> **GIVEN PASSAGE**
Sha'ban: The Forgotten Month of Preparation
Sha'ban is the month between Rajab and Ramadan — and most Muslims let it slip by unused. Here's why the Prophet (peace be upon him) loved this month, and how to use it to arrive at Ramadan ready.
Nafs Team
· 6 min read
The Month Most People Miss
Between the sacred month of Rajab and the holy month of Ramadan lies Sha’ban — a month that most Muslims, if they think about it at all, treat as a waiting room. A place to pass through on the way to something more important.
This is a significant missed opportunity. Sha’ban is not a waiting room. It is a training camp.
The Prophet (peace be upon him) demonstrated a remarkable devotion to Sha’ban that surprised even his closest companions. ‘A’isha (may Allah be pleased with her) narrated: “I never saw the Messenger of Allah fasting so abundantly in any month other than Ramadan as he used to fast in Sha’ban.” (Bukhari & Muslim)
When the companions asked about this, the Prophet (peace be upon him) offered two reasons. The first was spiritual:
“That is a month that people neglect, between Rajab and Ramadan. It is a month in which deeds are raised to the Lord of the worlds, and I love for my deeds to be raised while I am fasting.” (An-Nasa’i — authenticated by Al-Albani)
Two pieces of information are packed into this statement. First: people neglect Sha’ban. The Prophet (peace be upon him) acknowledged this as a pattern, not as inevitable. Second: deeds ascend to Allah during Sha’ban. This month is not spiritually neutral — it is a time when your record is being lifted.
Understanding the Raising of Deeds
Islamic tradition teaches that deeds are raised to Allah at multiple intervals: daily (at dawn and dusk), weekly (on Mondays and Thursdays), and annually (in Sha’ban). The annual raising is described in hadith as occurring during this month.
Some scholars explain this as the compilation of an annual accounting — a review period before the intense worship of Ramadan begins. In this reading, Sha’ban is the moment before the audit, and the Prophet (peace be upon him) wanted to be found in a state of worship when that audit occurred.
Whether understood literally or symbolically, the principle is consistent with Islamic teaching about accountability: the recording is ongoing, the raising is periodic, and the wise person is conscious of this reality rather than heedless of it.
Why Sha’ban Is the Preparation Month
Beyond its intrinsic virtues, Sha’ban serves a critical practical function: it prepares the body, the heart, and the habits for Ramadan.
Physical preparation: The body adjusts slowly to fasting. Muslims who have not fasted since the previous Ramadan or voluntary fasts will find the first days of Ramadan physically challenging. Fasting in Sha’ban — even once or twice a week — recalibrates the body’s relationship to food and makes the Ramadan transition smoother.

> **ACTIONS TO TAKE**
• 1. Retype the passage on Sha'ban from "Two pieces of" up to and including "that audit occurred.".
• 2. In the records, take the lines from the line with "taskbar: 🔍 復元ポイントの作成 — [2, 555, 898, 593]" up to and including the line with "tab-apps[interactable]: アプリ —". Write out only those lines, with "chevron-right-icon" replaced by "arrow-right-icon" and everything else left as it is.

> **TASK MATERIAL**

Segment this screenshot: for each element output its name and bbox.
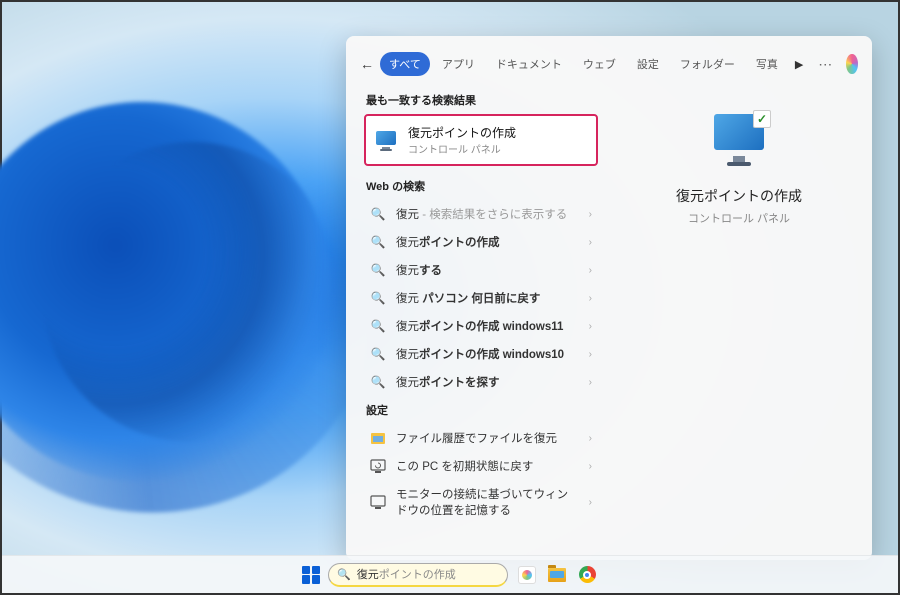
taskbar: 🔍 復元ポイントの作成 — [2, 555, 898, 593]
search-icon: 🔍 — [337, 568, 351, 581]
chevron-right-icon: › — [589, 237, 592, 248]
tab-documents[interactable]: ドキュメント — [487, 52, 571, 76]
web-result-item[interactable]: 🔍 復元ポイントを探す › — [364, 368, 598, 396]
search-icon: 🔍 — [370, 290, 386, 306]
web-result-item[interactable]: 🔍 復元する › — [364, 256, 598, 284]
taskbar-explorer-button[interactable] — [546, 564, 568, 586]
section-heading-best-match: 最も一致する検索結果 — [366, 92, 598, 108]
section-heading-web: Web の検索 — [366, 178, 598, 194]
search-icon: 🔍 — [370, 206, 386, 222]
chevron-right-icon: › — [589, 265, 592, 276]
web-result-label: 復元ポイントの作成 windows11 — [396, 318, 563, 334]
copilot-icon[interactable] — [846, 54, 858, 74]
chevron-right-icon: › — [589, 349, 592, 360]
chevron-right-icon: › — [589, 377, 592, 388]
settings-result-label: ファイル履歴でファイルを復元 — [396, 430, 557, 446]
chevron-right-icon: › — [589, 461, 592, 472]
tab-apps[interactable]: アプリ — [433, 52, 484, 76]
back-button[interactable]: ← — [360, 56, 374, 72]
settings-result-label: モニターの接続に基づいてウィンドウの位置を記憶する — [396, 486, 579, 518]
chevron-right-icon: › — [589, 433, 592, 444]
tab-folders[interactable]: フォルダー — [671, 52, 744, 76]
best-match-result[interactable]: 復元ポイントの作成 コントロール パネル — [364, 114, 598, 166]
tab-settings[interactable]: 設定 — [628, 52, 668, 76]
settings-results-list: ファイル履歴でファイルを復元›この PC を初期状態に戻す›モニターの接続に基づ… — [364, 424, 598, 524]
taskbar-search-box[interactable]: 🔍 復元ポイントの作成 — [328, 563, 508, 587]
best-match-title: 復元ポイントの作成 — [408, 124, 516, 141]
chevron-right-icon: › — [589, 321, 592, 332]
best-match-subtitle: コントロール パネル — [408, 141, 516, 156]
panel-header: ← すべて アプリ ドキュメント ウェブ 設定 フォルダー 写真 ▶ ⋯ — [346, 48, 872, 86]
web-result-item[interactable]: 🔍 復元ポイントの作成 › — [364, 228, 598, 256]
chevron-right-icon: › — [589, 209, 592, 220]
web-result-item[interactable]: 🔍 復元 パソコン 何日前に戻す › — [364, 284, 598, 312]
tab-web[interactable]: ウェブ — [574, 52, 625, 76]
tab-all[interactable]: すべて — [380, 52, 430, 76]
web-result-label: 復元ポイントの作成 — [396, 234, 500, 250]
results-left-pane: 最も一致する検索結果 復元ポイントの作成 コントロール パネル Web の検索 … — [346, 86, 606, 548]
web-result-label: 復元ポイントを探す — [396, 374, 500, 390]
chevron-right-icon: › — [589, 293, 592, 304]
web-result-label: 復元 パソコン 何日前に戻す — [396, 290, 540, 306]
tabs-next-button[interactable]: ▶ — [790, 58, 808, 71]
preview-subtitle: コントロール パネル — [688, 210, 790, 226]
web-results-list: 🔍 復元 - 検索結果をさらに表示する › 🔍 復元ポイントの作成 › 🔍 復元する › 🔍 復元 … — [364, 200, 598, 396]
search-icon: 🔍 — [370, 318, 386, 334]
search-icon: 🔍 — [370, 234, 386, 250]
search-icon: 🔍 — [370, 374, 386, 390]
taskbar-copilot-button[interactable] — [516, 564, 538, 586]
taskbar-chrome-button[interactable] — [576, 564, 598, 586]
web-result-item[interactable]: 🔍 復元ポイントの作成 windows10 › — [364, 340, 598, 368]
settings-result-item[interactable]: ファイル履歴でファイルを復元 › — [364, 424, 598, 452]
web-result-item[interactable]: 🔍 復元 - 検索結果をさらに表示する › — [364, 200, 598, 228]
start-button[interactable] — [302, 566, 320, 584]
tab-photos[interactable]: 写真 — [747, 52, 787, 76]
checkmark-icon: ✓ — [753, 110, 771, 128]
search-icon: 🔍 — [370, 346, 386, 362]
file-history-icon — [370, 430, 386, 446]
search-results-panel: ← すべて アプリ ドキュメント ウェブ 設定 フォルダー 写真 ▶ ⋯ 最も一… — [346, 36, 872, 560]
web-result-label: 復元 - 検索結果をさらに表示する — [396, 206, 567, 222]
search-typed: 復元 — [357, 566, 379, 582]
panel-body: 最も一致する検索結果 復元ポイントの作成 コントロール パネル Web の検索 … — [346, 86, 872, 548]
settings-result-label: この PC を初期状態に戻す — [396, 458, 533, 474]
system-restore-icon — [376, 131, 398, 149]
search-suggestion: ポイントの作成 — [379, 566, 456, 582]
web-result-label: 復元する — [396, 262, 442, 278]
search-query-display: 復元ポイントの作成 — [357, 566, 456, 582]
chevron-right-icon: › — [589, 497, 592, 508]
settings-result-item[interactable]: この PC を初期状態に戻す › — [364, 452, 598, 480]
search-icon: 🔍 — [370, 262, 386, 278]
preview-app-icon: ✓ — [707, 114, 771, 168]
web-result-label: 復元ポイントの作成 windows10 — [396, 346, 564, 362]
settings-result-item[interactable]: モニターの接続に基づいてウィンドウの位置を記憶する › — [364, 480, 598, 524]
filter-tabs: すべて アプリ ドキュメント ウェブ 設定 フォルダー 写真 ▶ — [380, 52, 808, 76]
section-heading-settings: 設定 — [366, 402, 598, 418]
web-result-item[interactable]: 🔍 復元ポイントの作成 windows11 › — [364, 312, 598, 340]
preview-title: 復元ポイントの作成 — [676, 186, 802, 206]
monitor-pos-icon — [370, 494, 386, 510]
more-options-button[interactable]: ⋯ — [814, 56, 836, 73]
preview-pane: ✓ 復元ポイントの作成 コントロール パネル — [606, 86, 872, 548]
best-match-text: 復元ポイントの作成 コントロール パネル — [408, 124, 516, 156]
reset-pc-icon — [370, 458, 386, 474]
desktop-wallpaper: ← すべて アプリ ドキュメント ウェブ 設定 フォルダー 写真 ▶ ⋯ 最も一… — [0, 0, 900, 595]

> **RESPONSE LIST**
• 1.
Two pieces of information are packed into this statement. First: people neglect Sha’ban. The Prophet (peace be upon him) acknowledged this as a pattern, not as inevitable. Second: deeds ascend to Allah during Sha’ban. This month is not spiritually neutral — it is a time when your record is being lifted.
Understanding the Raising of Deeds
Islamic tradition teaches that deeds are raised to Allah at multiple intervals: daily (at dawn and dusk), weekly (on Mondays and Thursdays), and annually (in Sha’ban). The annual raising is described in hadith as occurring during this month.
Some scholars explain this as the compilation of an annual accounting — a review period before the intense worship of Ramadan begins. In this reading, Sha’ban is the moment before the audit, and the Prophet (peace be upon him) wanted to be found in a state of worship when that audit occurred.

• 2.
taskbar: 🔍 復元ポイントの作成 — [2, 555, 898, 593]
search-icon: 🔍 — [337, 568, 351, 581]
arrow-right-icon: › — [589, 237, 592, 248]
tab-documents[interactable]: ドキュメント — [487, 52, 571, 76]
web-result-item[interactable]: 🔍 復元ポイントを探す › — [364, 368, 598, 396]
search-icon: 🔍 — [370, 290, 386, 306]
web-result-item[interactable]: 🔍 復元する › — [364, 256, 598, 284]
taskbar-explorer-button[interactable] — [546, 564, 568, 586]
section-heading-best-match: 最も一致する検索結果 — [366, 92, 598, 108]
section-heading-web: Web の検索 — [366, 178, 598, 194]
search-icon: 🔍 — [370, 206, 386, 222]
arrow-right-icon: › — [589, 265, 592, 276]
web-result-label: 復元ポイントの作成 windows11 — [396, 318, 563, 334]
copilot-icon[interactable] — [846, 54, 858, 74]
arrow-right-icon: › — [589, 349, 592, 360]
arrow-right-icon: › — [589, 377, 592, 388]
settings-result-label: ファイル履歴でファイルを復元 — [396, 430, 557, 446]
arrow-right-icon: › — [589, 461, 592, 472]
tab-apps[interactable]: アプリ — [433, 52, 484, 76]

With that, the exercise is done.